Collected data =

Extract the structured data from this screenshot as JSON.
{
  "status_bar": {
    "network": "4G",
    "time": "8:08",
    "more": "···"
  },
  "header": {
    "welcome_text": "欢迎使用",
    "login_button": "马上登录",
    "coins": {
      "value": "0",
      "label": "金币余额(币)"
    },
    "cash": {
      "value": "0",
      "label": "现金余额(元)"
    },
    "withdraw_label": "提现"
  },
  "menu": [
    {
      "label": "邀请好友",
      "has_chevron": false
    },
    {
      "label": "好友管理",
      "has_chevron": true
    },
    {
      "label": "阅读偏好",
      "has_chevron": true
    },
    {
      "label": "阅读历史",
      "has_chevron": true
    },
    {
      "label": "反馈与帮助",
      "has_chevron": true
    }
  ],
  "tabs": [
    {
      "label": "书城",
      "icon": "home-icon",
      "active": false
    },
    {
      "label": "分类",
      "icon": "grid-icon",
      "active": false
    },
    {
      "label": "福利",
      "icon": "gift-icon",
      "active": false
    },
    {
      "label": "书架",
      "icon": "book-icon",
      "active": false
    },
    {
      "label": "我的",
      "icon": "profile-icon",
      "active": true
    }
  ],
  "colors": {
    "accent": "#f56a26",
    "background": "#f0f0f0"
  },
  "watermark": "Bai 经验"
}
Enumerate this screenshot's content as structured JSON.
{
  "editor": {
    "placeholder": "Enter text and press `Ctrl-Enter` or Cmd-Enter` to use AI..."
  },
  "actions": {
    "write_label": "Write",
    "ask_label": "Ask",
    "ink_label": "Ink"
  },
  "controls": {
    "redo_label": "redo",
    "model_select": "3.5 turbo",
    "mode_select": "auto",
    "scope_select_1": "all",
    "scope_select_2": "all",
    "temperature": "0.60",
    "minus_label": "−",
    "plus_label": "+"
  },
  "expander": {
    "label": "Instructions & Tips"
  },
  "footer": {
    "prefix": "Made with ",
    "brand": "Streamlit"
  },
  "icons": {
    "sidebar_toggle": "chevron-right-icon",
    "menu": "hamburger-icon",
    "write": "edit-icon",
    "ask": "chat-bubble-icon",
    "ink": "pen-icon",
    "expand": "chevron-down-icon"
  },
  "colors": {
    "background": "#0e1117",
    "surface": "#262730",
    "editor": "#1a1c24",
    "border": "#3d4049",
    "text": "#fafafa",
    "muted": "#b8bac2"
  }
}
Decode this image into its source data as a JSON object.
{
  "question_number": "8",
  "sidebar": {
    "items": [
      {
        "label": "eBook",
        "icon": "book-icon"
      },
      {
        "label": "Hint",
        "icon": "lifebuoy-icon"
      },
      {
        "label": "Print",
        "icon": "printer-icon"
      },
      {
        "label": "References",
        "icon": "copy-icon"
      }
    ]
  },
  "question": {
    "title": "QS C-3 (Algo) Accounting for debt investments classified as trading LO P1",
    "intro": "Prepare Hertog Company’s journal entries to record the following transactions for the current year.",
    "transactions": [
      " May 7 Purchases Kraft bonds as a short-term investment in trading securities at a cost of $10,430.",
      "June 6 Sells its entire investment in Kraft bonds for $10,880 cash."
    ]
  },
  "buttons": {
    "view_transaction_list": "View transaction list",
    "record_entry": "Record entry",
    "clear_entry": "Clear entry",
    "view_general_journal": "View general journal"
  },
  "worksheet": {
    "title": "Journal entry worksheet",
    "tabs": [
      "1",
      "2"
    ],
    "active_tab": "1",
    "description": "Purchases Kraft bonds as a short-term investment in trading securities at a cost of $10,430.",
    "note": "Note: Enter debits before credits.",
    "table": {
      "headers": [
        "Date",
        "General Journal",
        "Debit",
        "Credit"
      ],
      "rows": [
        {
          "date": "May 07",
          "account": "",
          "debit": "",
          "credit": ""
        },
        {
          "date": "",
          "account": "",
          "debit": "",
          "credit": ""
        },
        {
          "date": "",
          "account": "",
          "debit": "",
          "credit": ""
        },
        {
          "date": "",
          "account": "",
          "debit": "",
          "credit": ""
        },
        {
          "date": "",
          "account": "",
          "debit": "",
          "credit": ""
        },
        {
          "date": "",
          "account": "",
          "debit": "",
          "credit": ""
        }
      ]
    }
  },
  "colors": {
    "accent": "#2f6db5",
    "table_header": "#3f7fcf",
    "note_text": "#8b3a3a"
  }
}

TASK DIRECTIONS =
Quote the material exactly, leaving nothing out.

RESPONSE TO THE EXERCISE =
Extract the structured data from this screenshot as JSON.
{
  "status_bar": {
    "network": "4G",
    "time": "8:08",
    "more": "···"
  },
  "header": {
    "welcome_text": "欢迎使用",
    "login_button": "马上登录",
    "coins": {
      "value": "0",
      "label": "金币余额(币)"
    },
    "cash": {
      "value": "0",
      "label": "现金余额(元)"
    },
    "withdraw_label": "提现"
  },
  "menu": [
    {
      "label": "邀请好友",
      "has_chevron": false
    },
    {
      "label": "好友管理",
      "has_chevron": true
    },
    {
      "label": "阅读偏好",
      "has_chevron": true
    },
    {
      "label": "阅读历史",
      "has_chevron": true
    },
    {
      "label": "反馈与帮助",
      "has_chevron": true
    }
  ],
  "tabs": [
    {
      "label": "书城",
      "icon": "home-icon",
      "active": false
    },
    {
      "label": "分类",
      "icon": "grid-icon",
      "active": false
    },
    {
      "label": "福利",
      "icon": "gift-icon",
      "active": false
    },
    {
      "label": "书架",
      "icon": "book-icon",
      "active": false
    },
    {
      "label": "我的",
      "icon": "profile-icon",
      "active": true
    }
  ],
  "colors": {
    "accent": "#f56a26",
    "background": "#f0f0f0"
  },
  "watermark": "Bai 经验"
}
Enumerate this screenshot's content as structured JSON.
{
  "editor": {
    "placeholder": "Enter text and press `Ctrl-Enter` or Cmd-Enter` to use AI..."
  },
  "actions": {
    "write_label": "Write",
    "ask_label": "Ask",
    "ink_label": "Ink"
  },
  "controls": {
    "redo_label": "redo",
    "model_select": "3.5 turbo",
    "mode_select": "auto",
    "scope_select_1": "all",
    "scope_select_2": "all",
    "temperature": "0.60",
    "minus_label": "−",
    "plus_label": "+"
  },
  "expander": {
    "label": "Instructions & Tips"
  },
  "footer": {
    "prefix": "Made with ",
    "brand": "Streamlit"
  },
  "icons": {
    "sidebar_toggle": "chevron-right-icon",
    "menu": "hamburger-icon",
    "write": "edit-icon",
    "ask": "chat-bubble-icon",
    "ink": "pen-icon",
    "expand": "chevron-down-icon"
  },
  "colors": {
    "background": "#0e1117",
    "surface": "#262730",
    "editor": "#1a1c24",
    "border": "#3d4049",
    "text": "#fafafa",
    "muted": "#b8bac2"
  }
}
Decode this image into its source data as a JSON object.
{
  "question_number": "8",
  "sidebar": {
    "items": [
      {
        "label": "eBook",
        "icon": "book-icon"
      },
      {
        "label": "Hint",
        "icon": "lifebuoy-icon"
      },
      {
        "label": "Print",
        "icon": "printer-icon"
      },
      {
        "label": "References",
        "icon": "copy-icon"
      }
    ]
  },
  "question": {
    "title": "QS C-3 (Algo) Accounting for debt investments classified as trading LO P1",
    "intro": "Prepare Hertog Company’s journal entries to record the following transactions for the current year.",
    "transactions": [
      " May 7 Purchases Kraft bonds as a short-term investment in trading securities at a cost of $10,430.",
      "June 6 Sells its entire investment in Kraft bonds for $10,880 cash."
    ]
  },
  "buttons": {
    "view_transaction_list": "View transaction list",
    "record_entry": "Record entry",
    "clear_entry": "Clear entry",
    "view_general_journal": "View general journal"
  },
  "worksheet": {
    "title": "Journal entry worksheet",
    "tabs": [
      "1",
      "2"
    ],
    "active_tab": "1",
    "description": "Purchases Kraft bonds as a short-term investment in trading securities at a cost of $10,430.",
    "note": "Note: Enter debits before credits.",
    "table": {
      "headers": [
        "Date",
        "General Journal",
        "Debit",
        "Credit"
      ],
      "rows": [
        {
          "date": "May 07",
          "account": "",
          "debit": "",
          "credit": ""
        },
        {
          "date": "",
          "account": "",
          "debit": "",
          "credit": ""
        },
        {
          "date": "",
          "account": "",
          "debit": "",
          "credit": ""
        },
        {
          "date": "",
          "account": "",
          "debit": "",
          "credit": ""
        },
        {
          "date": "",
          "account": "",
          "debit": "",
          "credit": ""
        },
        {
          "date": "",
          "account": "",
          "debit": "",
          "credit": ""
        }
      ]
    }
  },
  "colors": {
    "accent": "#2f6db5",
    "table_header": "#3f7fcf",
    "note_text": "#8b3a3a"
  }
}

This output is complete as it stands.